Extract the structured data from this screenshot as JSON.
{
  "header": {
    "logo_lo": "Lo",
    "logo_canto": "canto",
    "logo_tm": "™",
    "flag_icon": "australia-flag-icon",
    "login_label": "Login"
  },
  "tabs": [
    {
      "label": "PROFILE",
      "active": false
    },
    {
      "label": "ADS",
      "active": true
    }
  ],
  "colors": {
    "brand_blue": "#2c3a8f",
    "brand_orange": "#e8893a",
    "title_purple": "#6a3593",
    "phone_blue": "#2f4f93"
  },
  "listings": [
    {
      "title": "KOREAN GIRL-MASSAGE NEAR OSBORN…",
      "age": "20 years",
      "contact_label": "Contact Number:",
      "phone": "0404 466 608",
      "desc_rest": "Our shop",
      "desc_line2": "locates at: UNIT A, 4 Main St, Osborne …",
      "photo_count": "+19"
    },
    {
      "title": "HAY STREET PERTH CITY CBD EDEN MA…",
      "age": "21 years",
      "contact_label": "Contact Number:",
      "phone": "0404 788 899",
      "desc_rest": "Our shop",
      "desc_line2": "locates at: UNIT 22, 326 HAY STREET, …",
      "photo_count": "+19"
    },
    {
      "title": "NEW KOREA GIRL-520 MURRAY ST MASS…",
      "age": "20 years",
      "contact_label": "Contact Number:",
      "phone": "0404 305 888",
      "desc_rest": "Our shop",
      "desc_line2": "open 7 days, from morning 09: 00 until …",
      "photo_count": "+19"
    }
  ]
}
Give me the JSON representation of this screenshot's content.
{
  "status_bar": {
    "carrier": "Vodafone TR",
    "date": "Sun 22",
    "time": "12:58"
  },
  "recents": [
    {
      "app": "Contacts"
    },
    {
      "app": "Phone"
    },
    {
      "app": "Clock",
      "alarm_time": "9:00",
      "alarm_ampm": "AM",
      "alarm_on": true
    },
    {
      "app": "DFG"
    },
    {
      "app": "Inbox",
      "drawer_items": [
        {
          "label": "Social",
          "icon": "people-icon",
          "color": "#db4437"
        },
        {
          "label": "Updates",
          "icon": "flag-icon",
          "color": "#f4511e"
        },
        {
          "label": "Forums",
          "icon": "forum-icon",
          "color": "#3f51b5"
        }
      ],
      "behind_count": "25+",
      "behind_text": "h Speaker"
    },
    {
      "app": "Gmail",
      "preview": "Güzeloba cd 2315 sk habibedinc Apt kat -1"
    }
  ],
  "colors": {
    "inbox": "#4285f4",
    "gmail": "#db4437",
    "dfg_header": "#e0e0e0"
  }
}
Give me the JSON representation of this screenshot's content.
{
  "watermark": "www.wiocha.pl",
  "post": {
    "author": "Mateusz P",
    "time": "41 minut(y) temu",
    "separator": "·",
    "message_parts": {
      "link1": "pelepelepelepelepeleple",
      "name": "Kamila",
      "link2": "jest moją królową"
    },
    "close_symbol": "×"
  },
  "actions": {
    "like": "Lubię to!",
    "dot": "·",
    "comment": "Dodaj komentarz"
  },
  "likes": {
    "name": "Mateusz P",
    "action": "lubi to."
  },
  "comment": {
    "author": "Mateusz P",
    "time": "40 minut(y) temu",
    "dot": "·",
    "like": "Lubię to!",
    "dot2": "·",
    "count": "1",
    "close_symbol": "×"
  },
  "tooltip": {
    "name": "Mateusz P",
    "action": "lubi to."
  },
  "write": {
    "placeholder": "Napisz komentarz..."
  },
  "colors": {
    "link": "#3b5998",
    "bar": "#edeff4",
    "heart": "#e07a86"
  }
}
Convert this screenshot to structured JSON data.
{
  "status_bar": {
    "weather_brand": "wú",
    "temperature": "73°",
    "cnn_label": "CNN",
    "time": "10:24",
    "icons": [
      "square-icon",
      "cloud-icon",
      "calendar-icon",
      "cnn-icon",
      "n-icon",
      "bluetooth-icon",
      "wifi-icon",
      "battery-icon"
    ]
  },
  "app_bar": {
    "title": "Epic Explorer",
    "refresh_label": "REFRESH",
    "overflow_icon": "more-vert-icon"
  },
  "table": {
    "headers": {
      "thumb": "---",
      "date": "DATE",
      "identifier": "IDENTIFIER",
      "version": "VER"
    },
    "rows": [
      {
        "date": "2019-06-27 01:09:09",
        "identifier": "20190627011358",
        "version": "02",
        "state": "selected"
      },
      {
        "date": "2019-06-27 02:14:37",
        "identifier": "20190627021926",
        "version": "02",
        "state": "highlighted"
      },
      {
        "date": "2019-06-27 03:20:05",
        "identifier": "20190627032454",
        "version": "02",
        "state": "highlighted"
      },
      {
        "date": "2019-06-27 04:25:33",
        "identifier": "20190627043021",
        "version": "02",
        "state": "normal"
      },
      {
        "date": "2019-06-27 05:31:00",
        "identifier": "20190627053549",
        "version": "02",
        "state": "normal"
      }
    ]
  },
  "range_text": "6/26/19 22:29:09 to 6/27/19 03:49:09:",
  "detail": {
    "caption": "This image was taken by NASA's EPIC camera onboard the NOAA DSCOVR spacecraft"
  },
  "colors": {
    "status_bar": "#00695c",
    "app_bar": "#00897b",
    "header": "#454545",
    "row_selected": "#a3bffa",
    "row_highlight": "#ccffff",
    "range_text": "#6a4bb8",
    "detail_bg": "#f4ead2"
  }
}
—————
• AIM OF THE TASK
Reproduce each line holding the word "temu".

• TASK SOLUTION
    "time": "41 minut(y) temu",
    "time": "40 minut(y) temu",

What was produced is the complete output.